Identify the lines holding "days" and copy them.

◆ EXTRACTED MATERIAL ◆
◇ ◇ ◇ ◇ ◇ ◇ ◇

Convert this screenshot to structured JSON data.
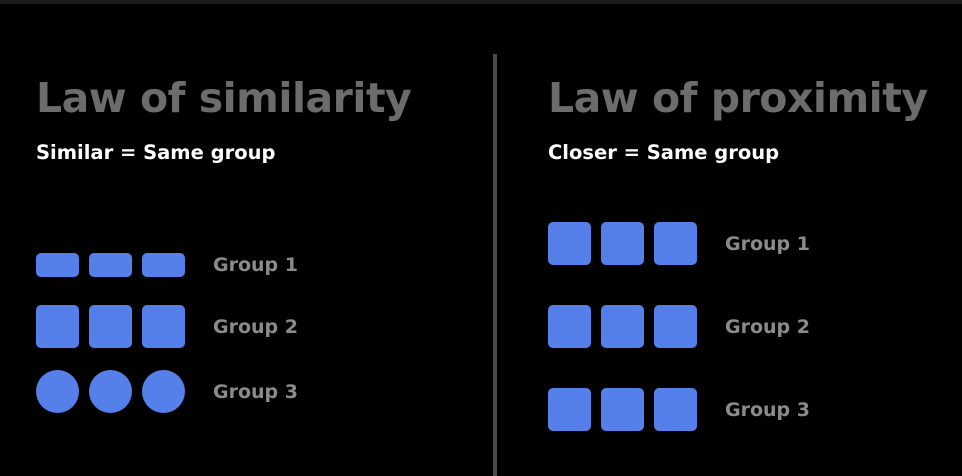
{
  "colors": {
    "background": "#000000",
    "title": "#6c6c6c",
    "subtitle": "#ffffff",
    "shape_fill": "#5680e9",
    "group_label": "#8b8b8b",
    "divider": "#4a4a4a"
  },
  "similarity": {
    "title": "Law of similarity",
    "subtitle": "Similar = Same group",
    "groups": [
      {
        "label": "Group 1",
        "shape": "rounded-rectangle",
        "count": 3
      },
      {
        "label": "Group 2",
        "shape": "rounded-square",
        "count": 3
      },
      {
        "label": "Group 3",
        "shape": "circle",
        "count": 3
      }
    ]
  },
  "proximity": {
    "title": "Law of proximity",
    "subtitle": "Closer = Same group",
    "groups": [
      {
        "label": "Group 1",
        "shape": "rounded-square",
        "count": 3
      },
      {
        "label": "Group 2",
        "shape": "rounded-square",
        "count": 3
      },
      {
        "label": "Group 3",
        "shape": "rounded-square",
        "count": 3
      }
    ]
  }
}
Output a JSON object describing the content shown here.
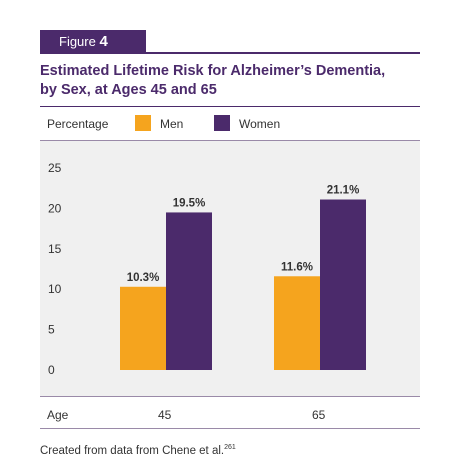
{
  "figure_label": "Figure",
  "figure_number": "4",
  "title_line1": "Estimated Lifetime Risk for Alzheimer’s Dementia,",
  "title_line2": "by Sex, at Ages 45 and 65",
  "legend_title": "Percentage",
  "source_text": "Created from data from Chene et al.",
  "source_ref": "261",
  "colors": {
    "men": "#f5a41e",
    "women": "#4b2a6b",
    "plot_bg": "#f0f0f0",
    "brand": "#4b2a6b"
  },
  "chart_data": {
    "type": "bar",
    "xlabel": "Age",
    "ylabel": "",
    "categories": [
      "45",
      "65"
    ],
    "series": [
      {
        "name": "Men",
        "values": [
          10.3,
          11.6
        ],
        "labels": [
          "10.3%",
          "11.6%"
        ]
      },
      {
        "name": "Women",
        "values": [
          19.5,
          21.1
        ],
        "labels": [
          "19.5%",
          "21.1%"
        ]
      }
    ],
    "ylim": [
      0,
      25
    ],
    "yticks": [
      0,
      5,
      10,
      15,
      20,
      25
    ],
    "grid": false,
    "legend": "top-left"
  }
}
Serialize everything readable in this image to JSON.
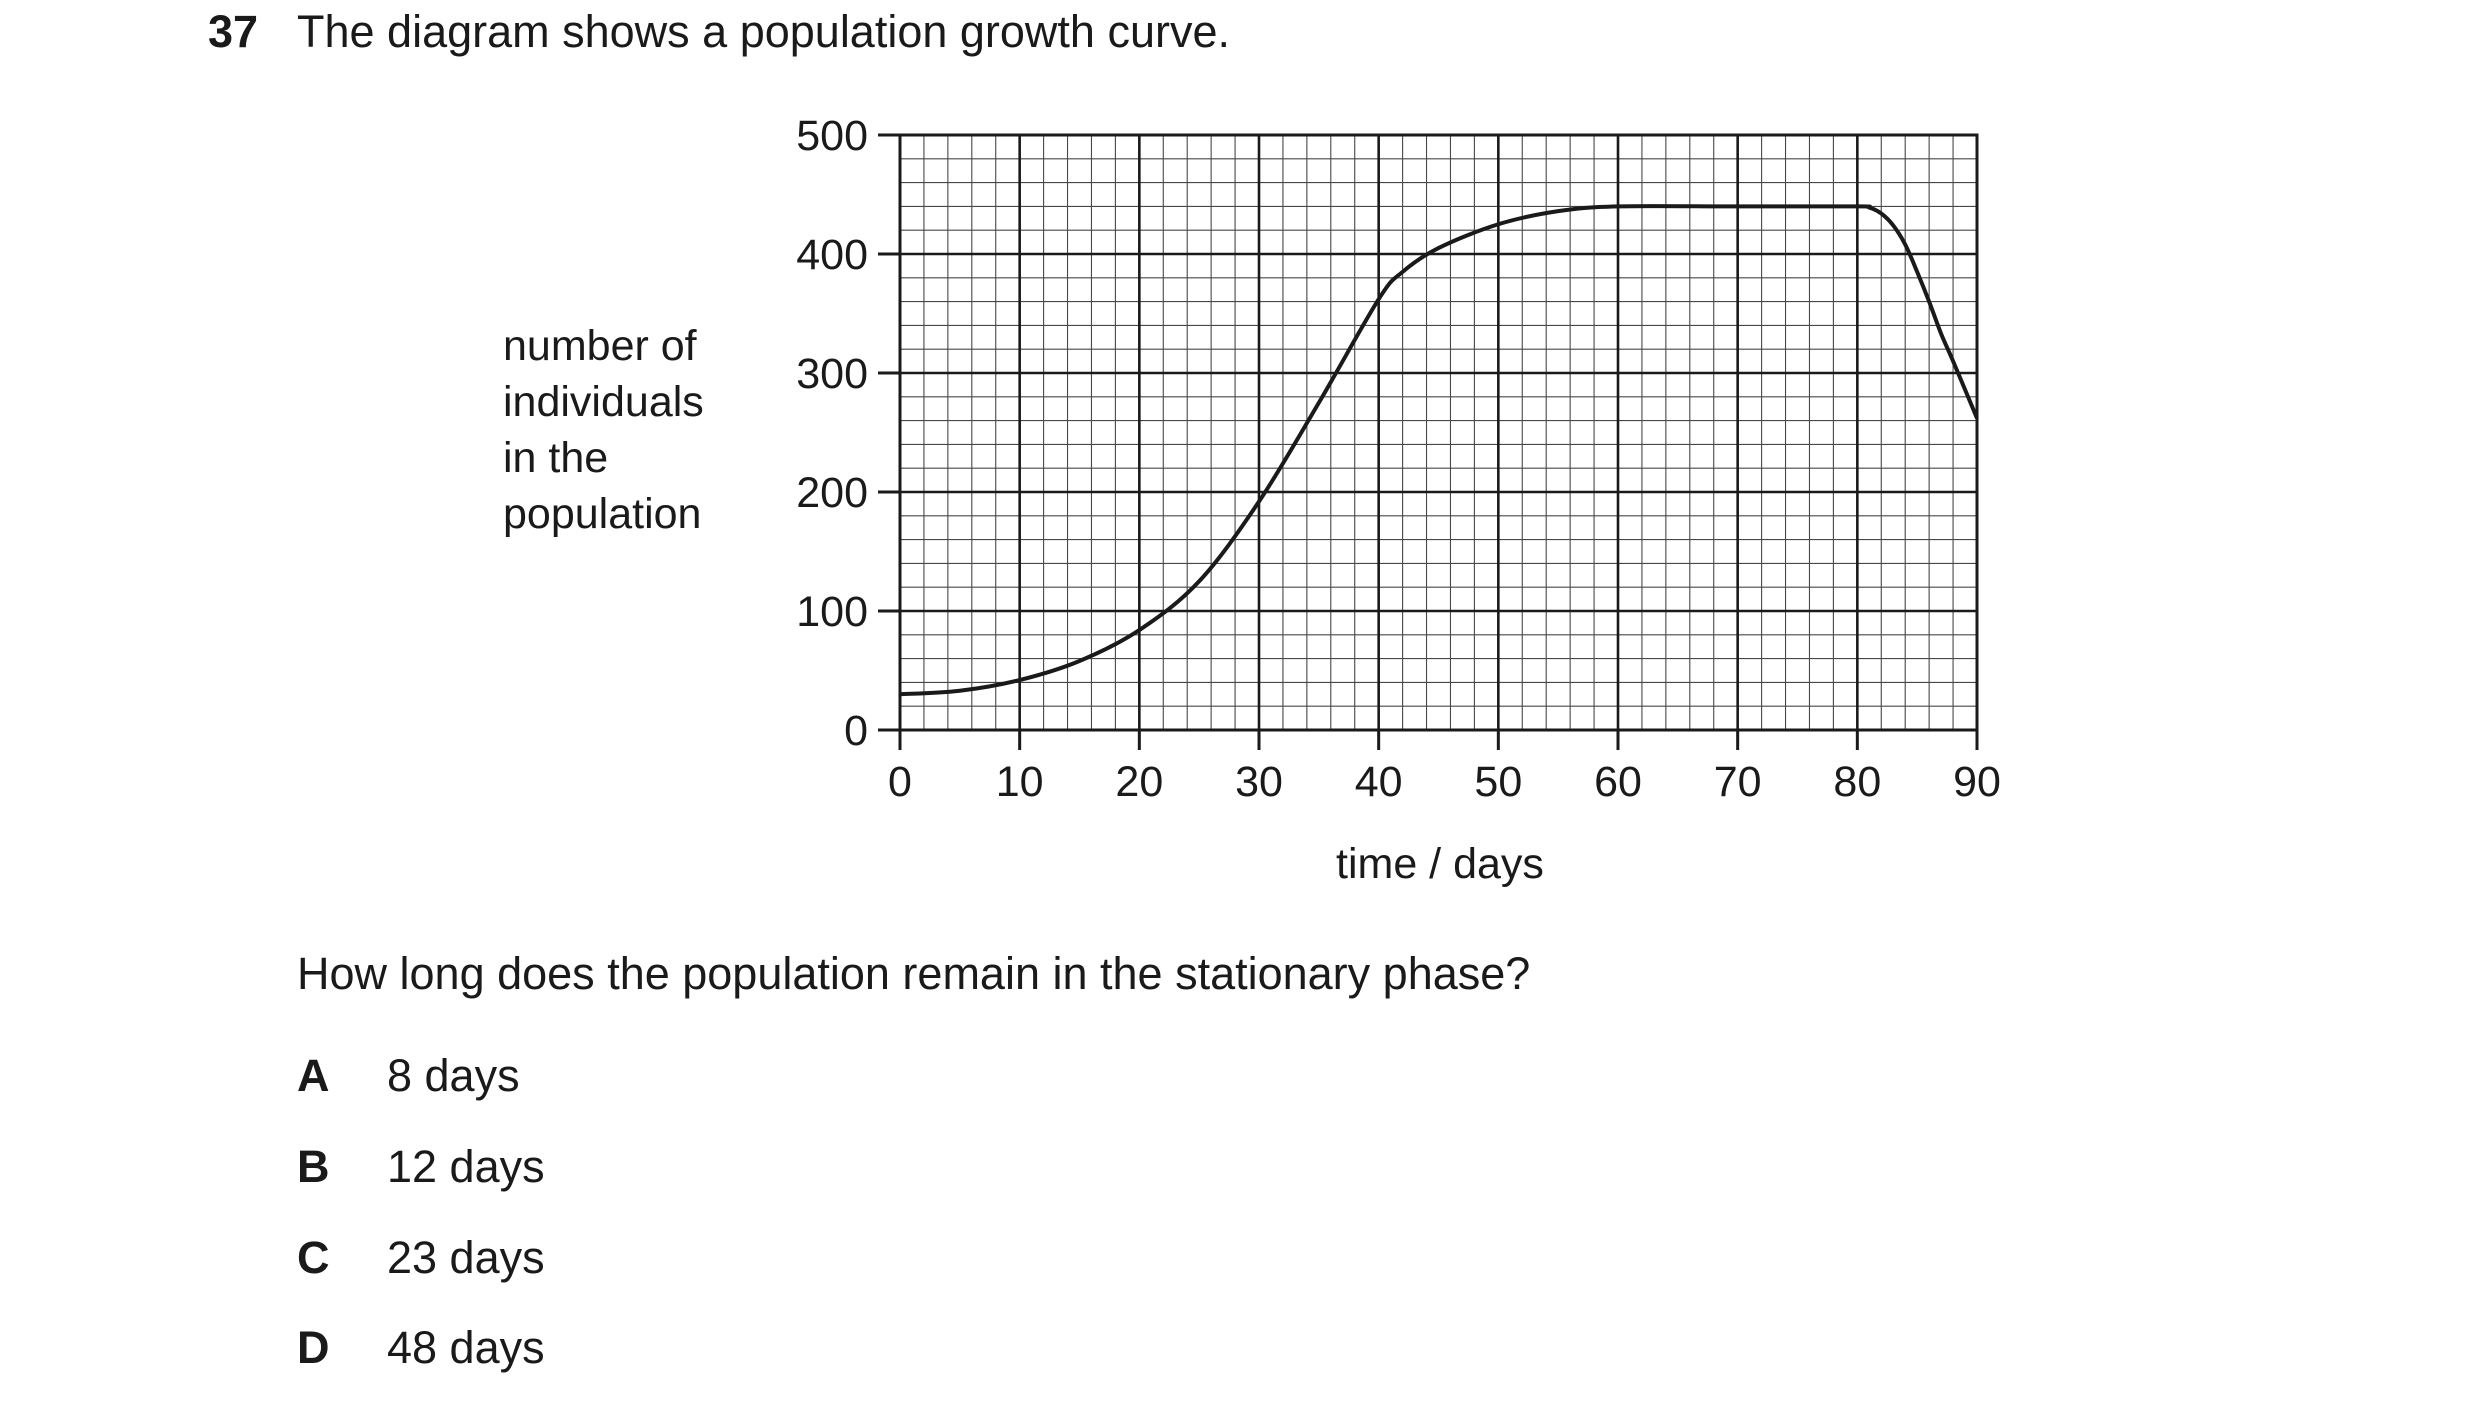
{
  "question": {
    "number": "37",
    "stem": "The diagram shows a population growth curve.",
    "prompt": "How long does the population remain in the stationary phase?",
    "options": [
      {
        "letter": "A",
        "text": "8 days"
      },
      {
        "letter": "B",
        "text": "12 days"
      },
      {
        "letter": "C",
        "text": "23 days"
      },
      {
        "letter": "D",
        "text": "48 days"
      }
    ]
  },
  "chart_data": {
    "type": "line",
    "title": "",
    "xlabel": "time / days",
    "ylabel_lines": [
      "number of",
      "individuals",
      "in the",
      "population"
    ],
    "xlim": [
      0,
      90
    ],
    "ylim": [
      0,
      500
    ],
    "x_ticks": [
      0,
      10,
      20,
      30,
      40,
      50,
      60,
      70,
      80,
      90
    ],
    "x_tick_labels": [
      "0",
      "10",
      "20",
      "30",
      "40",
      "50",
      "60",
      "70",
      "80",
      "90"
    ],
    "y_ticks": [
      0,
      100,
      200,
      300,
      400,
      500
    ],
    "y_tick_labels": [
      "0",
      "100",
      "200",
      "300",
      "400",
      "500"
    ],
    "grid": true,
    "grid_minor_x_step": 2,
    "grid_minor_y_step": 20,
    "line_color": "#1a1a1a",
    "grid_color": "#1a1a1a",
    "series": [
      {
        "x": [
          0,
          5,
          10,
          15,
          20,
          25,
          30,
          35,
          40,
          42,
          45,
          50,
          55,
          60,
          70,
          80,
          81,
          82,
          83,
          84,
          85,
          86,
          87,
          88,
          90
        ],
        "y": [
          30,
          33,
          42,
          58,
          84,
          125,
          192,
          275,
          362,
          385,
          405,
          425,
          436,
          440,
          440,
          440,
          439,
          434,
          424,
          408,
          385,
          360,
          333,
          310,
          262
        ]
      }
    ]
  }
}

◇ ◇ ◇ ◇ ◇ ◇ ◇

◆ FULL OUTPUT ◆
        "text": "8 days"
        "text": "12 days"
        "text": "23 days"
        "text": "48 days"
    "xlabel": "time / days",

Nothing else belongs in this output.